**SHORT EXERCISE**
Work out how many lines hold the string "reading". Give that number and nothing more.

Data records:

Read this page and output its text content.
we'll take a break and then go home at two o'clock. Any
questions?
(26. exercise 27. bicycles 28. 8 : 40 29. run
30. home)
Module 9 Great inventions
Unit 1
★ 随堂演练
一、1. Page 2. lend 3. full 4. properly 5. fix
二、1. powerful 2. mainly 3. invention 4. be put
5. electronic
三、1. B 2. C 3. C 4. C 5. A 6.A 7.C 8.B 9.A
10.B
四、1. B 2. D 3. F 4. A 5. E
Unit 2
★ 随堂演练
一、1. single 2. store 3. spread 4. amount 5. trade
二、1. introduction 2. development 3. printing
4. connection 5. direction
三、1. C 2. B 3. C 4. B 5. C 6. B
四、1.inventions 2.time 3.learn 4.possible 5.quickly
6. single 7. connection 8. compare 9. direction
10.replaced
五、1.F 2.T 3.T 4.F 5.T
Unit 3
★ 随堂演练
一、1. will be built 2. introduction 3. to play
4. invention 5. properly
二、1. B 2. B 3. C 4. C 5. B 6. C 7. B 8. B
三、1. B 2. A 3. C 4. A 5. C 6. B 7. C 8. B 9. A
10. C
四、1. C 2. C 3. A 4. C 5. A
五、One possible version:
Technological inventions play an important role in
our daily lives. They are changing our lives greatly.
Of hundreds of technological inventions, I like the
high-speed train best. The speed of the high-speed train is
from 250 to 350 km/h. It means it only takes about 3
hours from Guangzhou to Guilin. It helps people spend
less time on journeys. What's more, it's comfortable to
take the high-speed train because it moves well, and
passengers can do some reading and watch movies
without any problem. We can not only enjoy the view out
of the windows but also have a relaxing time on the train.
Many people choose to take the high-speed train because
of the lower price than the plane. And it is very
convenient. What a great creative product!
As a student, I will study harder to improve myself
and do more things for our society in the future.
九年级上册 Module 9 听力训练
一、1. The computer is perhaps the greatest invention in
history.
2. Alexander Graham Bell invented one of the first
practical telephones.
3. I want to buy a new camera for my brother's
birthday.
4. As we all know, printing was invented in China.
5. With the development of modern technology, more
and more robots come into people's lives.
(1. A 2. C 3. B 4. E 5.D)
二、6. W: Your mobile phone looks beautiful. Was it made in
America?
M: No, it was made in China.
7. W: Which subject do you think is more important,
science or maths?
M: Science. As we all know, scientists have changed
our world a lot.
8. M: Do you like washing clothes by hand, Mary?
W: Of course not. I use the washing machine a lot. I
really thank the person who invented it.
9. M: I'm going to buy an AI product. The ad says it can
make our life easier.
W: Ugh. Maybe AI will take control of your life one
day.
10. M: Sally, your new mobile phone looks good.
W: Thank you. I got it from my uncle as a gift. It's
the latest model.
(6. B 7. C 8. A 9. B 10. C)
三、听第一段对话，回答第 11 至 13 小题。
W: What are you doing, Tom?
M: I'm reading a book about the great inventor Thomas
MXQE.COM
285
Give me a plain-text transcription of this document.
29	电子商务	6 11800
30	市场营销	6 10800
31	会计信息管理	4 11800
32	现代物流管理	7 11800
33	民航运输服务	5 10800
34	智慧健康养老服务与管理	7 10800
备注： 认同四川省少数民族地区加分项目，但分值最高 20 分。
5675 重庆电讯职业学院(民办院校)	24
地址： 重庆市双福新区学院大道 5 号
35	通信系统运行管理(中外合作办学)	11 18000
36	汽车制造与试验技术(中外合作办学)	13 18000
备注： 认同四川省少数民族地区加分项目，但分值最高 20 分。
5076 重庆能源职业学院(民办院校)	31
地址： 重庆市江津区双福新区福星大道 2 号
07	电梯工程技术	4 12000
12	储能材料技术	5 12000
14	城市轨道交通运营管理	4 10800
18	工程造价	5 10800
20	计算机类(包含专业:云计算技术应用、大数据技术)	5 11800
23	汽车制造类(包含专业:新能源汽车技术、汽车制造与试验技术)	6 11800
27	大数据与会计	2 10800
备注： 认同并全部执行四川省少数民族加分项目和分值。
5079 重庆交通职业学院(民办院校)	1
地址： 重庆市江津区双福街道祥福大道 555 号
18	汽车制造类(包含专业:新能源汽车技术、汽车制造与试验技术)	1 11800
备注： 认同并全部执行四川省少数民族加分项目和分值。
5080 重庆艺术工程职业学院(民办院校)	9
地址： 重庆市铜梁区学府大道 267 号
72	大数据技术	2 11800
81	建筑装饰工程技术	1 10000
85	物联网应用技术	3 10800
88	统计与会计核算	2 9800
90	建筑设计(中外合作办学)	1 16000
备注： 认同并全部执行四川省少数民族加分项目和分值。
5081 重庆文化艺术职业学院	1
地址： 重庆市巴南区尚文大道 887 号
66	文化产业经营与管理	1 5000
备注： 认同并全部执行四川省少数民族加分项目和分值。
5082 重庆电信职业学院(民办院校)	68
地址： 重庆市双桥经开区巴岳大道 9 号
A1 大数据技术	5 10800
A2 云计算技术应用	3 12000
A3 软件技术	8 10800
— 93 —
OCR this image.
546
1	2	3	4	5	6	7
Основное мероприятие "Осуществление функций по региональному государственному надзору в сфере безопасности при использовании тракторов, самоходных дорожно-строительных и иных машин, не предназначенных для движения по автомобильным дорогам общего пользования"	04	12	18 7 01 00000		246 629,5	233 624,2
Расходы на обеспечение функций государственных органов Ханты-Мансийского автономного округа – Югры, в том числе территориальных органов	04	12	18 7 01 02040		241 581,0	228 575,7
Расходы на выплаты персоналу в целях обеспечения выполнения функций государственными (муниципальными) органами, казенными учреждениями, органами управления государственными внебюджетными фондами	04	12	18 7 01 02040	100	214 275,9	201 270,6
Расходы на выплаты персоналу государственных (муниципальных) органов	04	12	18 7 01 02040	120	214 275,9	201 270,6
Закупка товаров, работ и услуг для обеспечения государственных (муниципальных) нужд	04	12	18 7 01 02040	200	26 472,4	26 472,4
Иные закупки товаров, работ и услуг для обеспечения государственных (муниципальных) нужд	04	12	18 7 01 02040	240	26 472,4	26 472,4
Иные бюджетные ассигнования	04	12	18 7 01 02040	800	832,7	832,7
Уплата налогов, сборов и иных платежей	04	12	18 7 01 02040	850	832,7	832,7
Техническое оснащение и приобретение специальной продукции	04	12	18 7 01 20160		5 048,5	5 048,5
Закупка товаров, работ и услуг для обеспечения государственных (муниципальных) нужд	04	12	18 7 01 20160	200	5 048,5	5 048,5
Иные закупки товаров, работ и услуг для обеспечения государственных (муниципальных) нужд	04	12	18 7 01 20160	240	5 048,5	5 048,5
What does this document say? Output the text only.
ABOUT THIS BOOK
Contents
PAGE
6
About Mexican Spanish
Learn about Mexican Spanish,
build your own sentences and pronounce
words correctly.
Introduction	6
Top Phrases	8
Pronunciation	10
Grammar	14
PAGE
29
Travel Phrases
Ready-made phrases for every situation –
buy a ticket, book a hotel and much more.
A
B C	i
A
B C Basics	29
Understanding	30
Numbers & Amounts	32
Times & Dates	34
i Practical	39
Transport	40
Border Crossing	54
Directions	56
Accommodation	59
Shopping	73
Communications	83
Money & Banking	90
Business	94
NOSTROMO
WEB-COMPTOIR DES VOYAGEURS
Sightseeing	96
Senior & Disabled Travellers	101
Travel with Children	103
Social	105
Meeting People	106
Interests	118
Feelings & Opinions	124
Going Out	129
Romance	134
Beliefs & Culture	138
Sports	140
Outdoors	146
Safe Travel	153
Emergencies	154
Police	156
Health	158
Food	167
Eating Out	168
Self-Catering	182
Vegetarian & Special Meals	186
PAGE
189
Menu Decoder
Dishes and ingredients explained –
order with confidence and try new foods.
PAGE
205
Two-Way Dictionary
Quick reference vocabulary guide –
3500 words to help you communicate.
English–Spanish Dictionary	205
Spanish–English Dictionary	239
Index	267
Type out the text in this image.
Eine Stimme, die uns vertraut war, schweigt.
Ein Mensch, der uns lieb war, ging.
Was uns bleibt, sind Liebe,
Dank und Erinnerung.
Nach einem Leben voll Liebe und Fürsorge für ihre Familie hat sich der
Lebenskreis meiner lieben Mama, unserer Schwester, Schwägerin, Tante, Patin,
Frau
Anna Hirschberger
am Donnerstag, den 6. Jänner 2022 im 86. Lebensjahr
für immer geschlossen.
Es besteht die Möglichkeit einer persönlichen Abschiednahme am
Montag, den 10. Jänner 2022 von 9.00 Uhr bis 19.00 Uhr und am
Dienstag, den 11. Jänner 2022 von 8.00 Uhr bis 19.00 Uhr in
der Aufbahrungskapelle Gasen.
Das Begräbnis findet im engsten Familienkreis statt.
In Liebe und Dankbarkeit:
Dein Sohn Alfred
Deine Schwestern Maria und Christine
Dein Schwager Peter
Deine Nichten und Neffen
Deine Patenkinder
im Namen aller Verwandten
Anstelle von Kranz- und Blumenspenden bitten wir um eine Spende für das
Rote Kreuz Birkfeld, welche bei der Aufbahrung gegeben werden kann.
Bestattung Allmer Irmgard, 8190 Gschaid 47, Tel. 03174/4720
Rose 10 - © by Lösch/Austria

**RESPONSE BELOW**
2